__Task directions__:
Reproduce word for word the part of the listing that opens with the line containing "cancel-button[interactable]: Cancel: [738, 623, 848, 663]" and closes with the line containing "dialog-title: Generate script", both lines included.

*****

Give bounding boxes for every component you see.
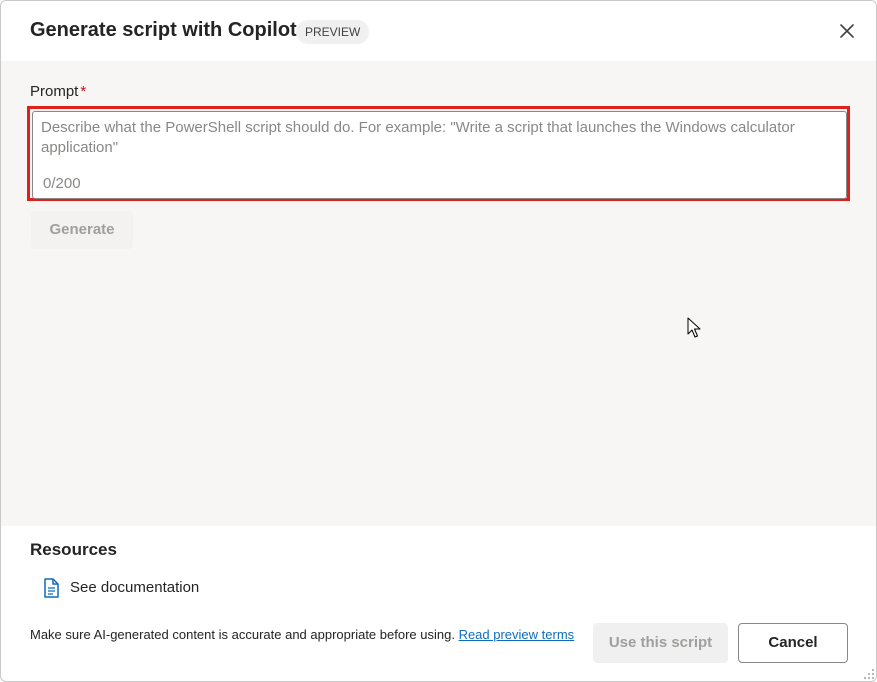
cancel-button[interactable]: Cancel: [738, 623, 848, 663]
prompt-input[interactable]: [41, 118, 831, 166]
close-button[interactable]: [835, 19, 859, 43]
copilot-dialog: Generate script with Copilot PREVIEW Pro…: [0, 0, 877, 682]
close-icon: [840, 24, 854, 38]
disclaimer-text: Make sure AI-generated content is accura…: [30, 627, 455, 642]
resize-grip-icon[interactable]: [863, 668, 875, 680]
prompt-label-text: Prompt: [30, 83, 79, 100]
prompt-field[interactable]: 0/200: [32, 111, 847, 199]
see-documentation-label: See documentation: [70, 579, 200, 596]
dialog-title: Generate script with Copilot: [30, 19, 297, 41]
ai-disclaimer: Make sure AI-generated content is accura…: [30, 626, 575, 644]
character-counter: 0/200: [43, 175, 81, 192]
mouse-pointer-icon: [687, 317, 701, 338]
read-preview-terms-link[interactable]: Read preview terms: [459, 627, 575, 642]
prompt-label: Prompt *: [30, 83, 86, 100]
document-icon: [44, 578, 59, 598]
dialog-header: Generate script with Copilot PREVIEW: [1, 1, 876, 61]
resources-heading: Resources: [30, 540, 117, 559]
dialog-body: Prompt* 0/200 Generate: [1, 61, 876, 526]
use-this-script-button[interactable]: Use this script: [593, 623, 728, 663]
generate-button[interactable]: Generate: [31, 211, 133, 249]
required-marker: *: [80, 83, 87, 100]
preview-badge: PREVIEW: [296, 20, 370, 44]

*****

__Right answer__:
cancel-button[interactable]: Cancel: [738, 623, 848, 663]
prompt-input[interactable]: [41, 118, 831, 166]
close-button[interactable]: [835, 19, 859, 43]
copilot-dialog: Generate script with Copilot PREVIEW Pro…: [0, 0, 877, 682]
close-icon: [840, 24, 854, 38]
disclaimer-text: Make sure AI-generated content is accura…: [30, 627, 455, 642]
resize-grip-icon[interactable]: [863, 668, 875, 680]
prompt-label-text: Prompt: [30, 83, 79, 100]
prompt-field[interactable]: 0/200: [32, 111, 847, 199]
see-documentation-label: See documentation: [70, 579, 200, 596]
dialog-title: Generate script with Copilot: [30, 19, 297, 41]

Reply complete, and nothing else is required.